» **Given request**
Every record should be written out exactly, with the pictures left out.
=====
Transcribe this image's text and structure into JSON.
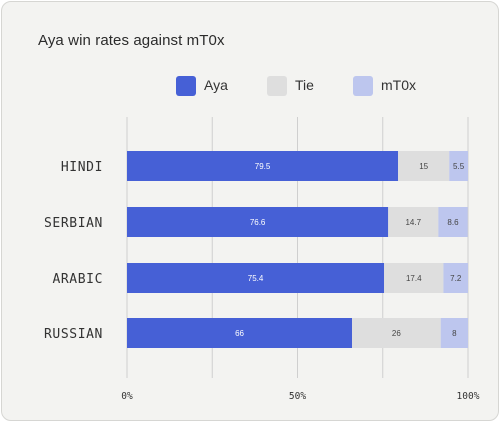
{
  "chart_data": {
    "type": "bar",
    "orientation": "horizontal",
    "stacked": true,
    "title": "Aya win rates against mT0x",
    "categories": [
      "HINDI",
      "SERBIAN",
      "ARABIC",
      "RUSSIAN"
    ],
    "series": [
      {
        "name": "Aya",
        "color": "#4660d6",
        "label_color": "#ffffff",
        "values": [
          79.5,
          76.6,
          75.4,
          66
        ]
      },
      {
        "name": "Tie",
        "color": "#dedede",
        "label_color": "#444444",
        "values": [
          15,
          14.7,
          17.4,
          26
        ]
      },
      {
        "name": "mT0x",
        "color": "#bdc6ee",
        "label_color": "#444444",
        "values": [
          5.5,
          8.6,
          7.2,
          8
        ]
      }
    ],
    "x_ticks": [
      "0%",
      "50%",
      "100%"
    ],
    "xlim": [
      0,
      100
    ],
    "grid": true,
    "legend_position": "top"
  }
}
=====
» **Result of this task**
Transcribe this image's text and structure into JSON.
{
  "chart_data": {
    "type": "bar",
    "orientation": "horizontal",
    "stacked": true,
    "title": "Aya win rates against mT0x",
    "categories": [
      "HINDI",
      "SERBIAN",
      "ARABIC",
      "RUSSIAN"
    ],
    "series": [
      {
        "name": "Aya",
        "color": "#4660d6",
        "label_color": "#ffffff",
        "values": [
          79.5,
          76.6,
          75.4,
          66
        ]
      },
      {
        "name": "Tie",
        "color": "#dedede",
        "label_color": "#444444",
        "values": [
          15,
          14.7,
          17.4,
          26
        ]
      },
      {
        "name": "mT0x",
        "color": "#bdc6ee",
        "label_color": "#444444",
        "values": [
          5.5,
          8.6,
          7.2,
          8
        ]
      }
    ],
    "x_ticks": [
      "0%",
      "50%",
      "100%"
    ],
    "xlim": [
      0,
      100
    ],
    "grid": true,
    "legend_position": "top"
  }
}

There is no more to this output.